──────── Task input

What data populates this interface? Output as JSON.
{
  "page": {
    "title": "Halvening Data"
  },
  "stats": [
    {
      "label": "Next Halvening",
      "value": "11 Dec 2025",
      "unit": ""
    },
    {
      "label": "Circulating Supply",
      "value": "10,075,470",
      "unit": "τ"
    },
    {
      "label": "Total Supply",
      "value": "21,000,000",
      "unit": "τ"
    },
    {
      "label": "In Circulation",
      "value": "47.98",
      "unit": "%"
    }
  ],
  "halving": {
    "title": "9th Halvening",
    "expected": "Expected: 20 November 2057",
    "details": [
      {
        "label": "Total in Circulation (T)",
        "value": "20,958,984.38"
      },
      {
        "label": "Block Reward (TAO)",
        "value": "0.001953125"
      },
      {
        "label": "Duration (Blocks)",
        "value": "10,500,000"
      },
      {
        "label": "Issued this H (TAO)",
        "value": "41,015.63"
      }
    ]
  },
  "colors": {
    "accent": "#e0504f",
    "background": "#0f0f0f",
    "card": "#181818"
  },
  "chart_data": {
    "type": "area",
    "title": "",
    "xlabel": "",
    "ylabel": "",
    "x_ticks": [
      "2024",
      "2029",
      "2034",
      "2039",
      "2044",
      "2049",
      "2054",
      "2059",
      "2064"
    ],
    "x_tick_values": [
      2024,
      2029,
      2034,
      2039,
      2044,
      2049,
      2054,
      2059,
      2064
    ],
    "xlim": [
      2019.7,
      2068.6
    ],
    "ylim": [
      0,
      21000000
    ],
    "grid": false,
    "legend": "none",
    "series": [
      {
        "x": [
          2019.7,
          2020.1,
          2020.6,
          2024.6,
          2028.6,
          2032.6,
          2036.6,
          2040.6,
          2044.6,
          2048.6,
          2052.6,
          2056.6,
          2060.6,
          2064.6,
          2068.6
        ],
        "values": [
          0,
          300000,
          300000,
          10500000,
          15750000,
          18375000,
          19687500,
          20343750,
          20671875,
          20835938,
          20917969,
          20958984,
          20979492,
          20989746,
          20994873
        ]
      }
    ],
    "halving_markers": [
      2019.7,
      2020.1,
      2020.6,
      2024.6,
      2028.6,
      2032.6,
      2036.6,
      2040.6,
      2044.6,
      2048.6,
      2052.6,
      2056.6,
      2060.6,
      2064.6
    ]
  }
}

────────────────

• Given request: Write out all the records above again, exactly as they stand.

• Exercise response:
What data populates this interface? Output as JSON.
{
  "page": {
    "title": "Halvening Data"
  },
  "stats": [
    {
      "label": "Next Halvening",
      "value": "11 Dec 2025",
      "unit": ""
    },
    {
      "label": "Circulating Supply",
      "value": "10,075,470",
      "unit": "τ"
    },
    {
      "label": "Total Supply",
      "value": "21,000,000",
      "unit": "τ"
    },
    {
      "label": "In Circulation",
      "value": "47.98",
      "unit": "%"
    }
  ],
  "halving": {
    "title": "9th Halvening",
    "expected": "Expected: 20 November 2057",
    "details": [
      {
        "label": "Total in Circulation (T)",
        "value": "20,958,984.38"
      },
      {
        "label": "Block Reward (TAO)",
        "value": "0.001953125"
      },
      {
        "label": "Duration (Blocks)",
        "value": "10,500,000"
      },
      {
        "label": "Issued this H (TAO)",
        "value": "41,015.63"
      }
    ]
  },
  "colors": {
    "accent": "#e0504f",
    "background": "#0f0f0f",
    "card": "#181818"
  },
  "chart_data": {
    "type": "area",
    "title": "",
    "xlabel": "",
    "ylabel": "",
    "x_ticks": [
      "2024",
      "2029",
      "2034",
      "2039",
      "2044",
      "2049",
      "2054",
      "2059",
      "2064"
    ],
    "x_tick_values": [
      2024,
      2029,
      2034,
      2039,
      2044,
      2049,
      2054,
      2059,
      2064
    ],
    "xlim": [
      2019.7,
      2068.6
    ],
    "ylim": [
      0,
      21000000
    ],
    "grid": false,
    "legend": "none",
    "series": [
      {
        "x": [
          2019.7,
          2020.1,
          2020.6,
          2024.6,
          2028.6,
          2032.6,
          2036.6,
          2040.6,
          2044.6,
          2048.6,
          2052.6,
          2056.6,
          2060.6,
          2064.6,
          2068.6
        ],
        "values": [
          0,
          300000,
          300000,
          10500000,
          15750000,
          18375000,
          19687500,
          20343750,
          20671875,
          20835938,
          20917969,
          20958984,
          20979492,
          20989746,
          20994873
        ]
      }
    ],
    "halving_markers": [
      2019.7,
      2020.1,
      2020.6,
      2024.6,
      2028.6,
      2032.6,
      2036.6,
      2040.6,
      2044.6,
      2048.6,
      2052.6,
      2056.6,
      2060.6,
      2064.6
    ]
  }
}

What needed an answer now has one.